Given request: Transcribe all of the material exactly.

Input data:

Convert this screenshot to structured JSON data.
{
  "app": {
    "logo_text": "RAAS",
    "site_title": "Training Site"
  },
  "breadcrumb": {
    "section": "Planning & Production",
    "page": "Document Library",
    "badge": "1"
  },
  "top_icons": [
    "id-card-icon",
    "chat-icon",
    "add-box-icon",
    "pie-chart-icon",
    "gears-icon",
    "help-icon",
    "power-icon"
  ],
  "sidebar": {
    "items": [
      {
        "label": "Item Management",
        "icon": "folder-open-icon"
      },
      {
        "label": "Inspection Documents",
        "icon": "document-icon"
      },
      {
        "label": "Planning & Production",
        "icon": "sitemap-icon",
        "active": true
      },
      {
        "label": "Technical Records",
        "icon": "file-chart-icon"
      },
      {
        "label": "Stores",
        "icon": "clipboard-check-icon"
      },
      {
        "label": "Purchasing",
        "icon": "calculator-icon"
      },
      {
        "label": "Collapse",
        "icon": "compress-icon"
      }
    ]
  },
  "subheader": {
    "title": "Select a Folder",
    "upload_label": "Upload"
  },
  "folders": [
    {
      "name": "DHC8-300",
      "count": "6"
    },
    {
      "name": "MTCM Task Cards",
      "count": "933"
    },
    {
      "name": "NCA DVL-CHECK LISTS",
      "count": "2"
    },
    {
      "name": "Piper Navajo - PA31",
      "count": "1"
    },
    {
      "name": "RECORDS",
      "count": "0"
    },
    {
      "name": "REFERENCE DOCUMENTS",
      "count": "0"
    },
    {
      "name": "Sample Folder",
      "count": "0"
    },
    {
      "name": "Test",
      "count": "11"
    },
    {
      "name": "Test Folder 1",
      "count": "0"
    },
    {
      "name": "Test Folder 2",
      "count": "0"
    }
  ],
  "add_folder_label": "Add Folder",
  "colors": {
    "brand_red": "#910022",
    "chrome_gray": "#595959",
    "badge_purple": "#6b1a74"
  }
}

Solution for this exercise:
Convert this screenshot to structured JSON data.
{
  "app": {
    "logo_text": "RAAS",
    "site_title": "Training Site"
  },
  "breadcrumb": {
    "section": "Planning & Production",
    "page": "Document Library",
    "badge": "1"
  },
  "top_icons": [
    "id-card-icon",
    "chat-icon",
    "add-box-icon",
    "pie-chart-icon",
    "gears-icon",
    "help-icon",
    "power-icon"
  ],
  "sidebar": {
    "items": [
      {
        "label": "Item Management",
        "icon": "folder-open-icon"
      },
      {
        "label": "Inspection Documents",
        "icon": "document-icon"
      },
      {
        "label": "Planning & Production",
        "icon": "sitemap-icon",
        "active": true
      },
      {
        "label": "Technical Records",
        "icon": "file-chart-icon"
      },
      {
        "label": "Stores",
        "icon": "clipboard-check-icon"
      },
      {
        "label": "Purchasing",
        "icon": "calculator-icon"
      },
      {
        "label": "Collapse",
        "icon": "compress-icon"
      }
    ]
  },
  "subheader": {
    "title": "Select a Folder",
    "upload_label": "Upload"
  },
  "folders": [
    {
      "name": "DHC8-300",
      "count": "6"
    },
    {
      "name": "MTCM Task Cards",
      "count": "933"
    },
    {
      "name": "NCA DVL-CHECK LISTS",
      "count": "2"
    },
    {
      "name": "Piper Navajo - PA31",
      "count": "1"
    },
    {
      "name": "RECORDS",
      "count": "0"
    },
    {
      "name": "REFERENCE DOCUMENTS",
      "count": "0"
    },
    {
      "name": "Sample Folder",
      "count": "0"
    },
    {
      "name": "Test",
      "count": "11"
    },
    {
      "name": "Test Folder 1",
      "count": "0"
    },
    {
      "name": "Test Folder 2",
      "count": "0"
    }
  ],
  "add_folder_label": "Add Folder",
  "colors": {
    "brand_red": "#910022",
    "chrome_gray": "#595959",
    "badge_purple": "#6b1a74"
  }
}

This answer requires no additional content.